> TASK DATA

▬▬▬

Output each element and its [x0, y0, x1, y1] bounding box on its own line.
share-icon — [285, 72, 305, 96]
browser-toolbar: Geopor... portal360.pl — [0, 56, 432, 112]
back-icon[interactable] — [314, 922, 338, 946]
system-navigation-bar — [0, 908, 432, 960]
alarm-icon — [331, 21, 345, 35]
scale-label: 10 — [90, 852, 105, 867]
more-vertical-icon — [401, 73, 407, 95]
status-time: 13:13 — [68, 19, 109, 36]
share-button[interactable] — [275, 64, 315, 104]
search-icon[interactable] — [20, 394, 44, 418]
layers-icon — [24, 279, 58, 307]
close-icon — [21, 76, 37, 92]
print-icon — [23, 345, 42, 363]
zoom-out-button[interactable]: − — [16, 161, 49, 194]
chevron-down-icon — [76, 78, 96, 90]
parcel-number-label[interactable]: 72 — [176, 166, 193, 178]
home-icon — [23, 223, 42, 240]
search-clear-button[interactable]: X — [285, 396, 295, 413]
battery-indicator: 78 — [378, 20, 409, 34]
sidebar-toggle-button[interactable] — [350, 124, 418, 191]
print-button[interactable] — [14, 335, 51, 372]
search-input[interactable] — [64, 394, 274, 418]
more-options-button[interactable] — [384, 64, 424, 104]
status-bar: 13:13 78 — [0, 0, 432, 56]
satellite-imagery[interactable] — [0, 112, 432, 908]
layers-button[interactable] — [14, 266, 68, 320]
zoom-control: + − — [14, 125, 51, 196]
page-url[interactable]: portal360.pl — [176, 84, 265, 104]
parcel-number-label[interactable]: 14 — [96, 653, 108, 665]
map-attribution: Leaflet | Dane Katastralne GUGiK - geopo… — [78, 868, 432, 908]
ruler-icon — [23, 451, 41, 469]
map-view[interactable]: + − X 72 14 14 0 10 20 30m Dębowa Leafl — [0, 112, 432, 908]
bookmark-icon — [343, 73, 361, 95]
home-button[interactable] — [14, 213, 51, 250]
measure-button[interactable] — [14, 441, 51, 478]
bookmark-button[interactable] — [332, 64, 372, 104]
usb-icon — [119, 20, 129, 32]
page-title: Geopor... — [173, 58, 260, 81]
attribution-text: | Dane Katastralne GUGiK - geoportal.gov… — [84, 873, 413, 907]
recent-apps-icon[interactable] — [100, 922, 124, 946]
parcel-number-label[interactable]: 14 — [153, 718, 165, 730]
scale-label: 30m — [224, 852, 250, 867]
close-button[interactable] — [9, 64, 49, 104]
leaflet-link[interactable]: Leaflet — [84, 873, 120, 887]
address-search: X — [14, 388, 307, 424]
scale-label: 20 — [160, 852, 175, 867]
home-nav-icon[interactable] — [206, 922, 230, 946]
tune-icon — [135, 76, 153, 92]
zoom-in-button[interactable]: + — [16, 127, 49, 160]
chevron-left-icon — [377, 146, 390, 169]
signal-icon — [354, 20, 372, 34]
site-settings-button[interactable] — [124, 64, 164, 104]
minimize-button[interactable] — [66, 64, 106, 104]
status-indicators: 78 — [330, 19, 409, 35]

▬▬▬

> SET EXERCISE
From the listing above, pull out every line that contains the string "close".

> TASK RESPONSE
close-icon — [21, 76, 37, 92]
close-button[interactable] — [9, 64, 49, 104]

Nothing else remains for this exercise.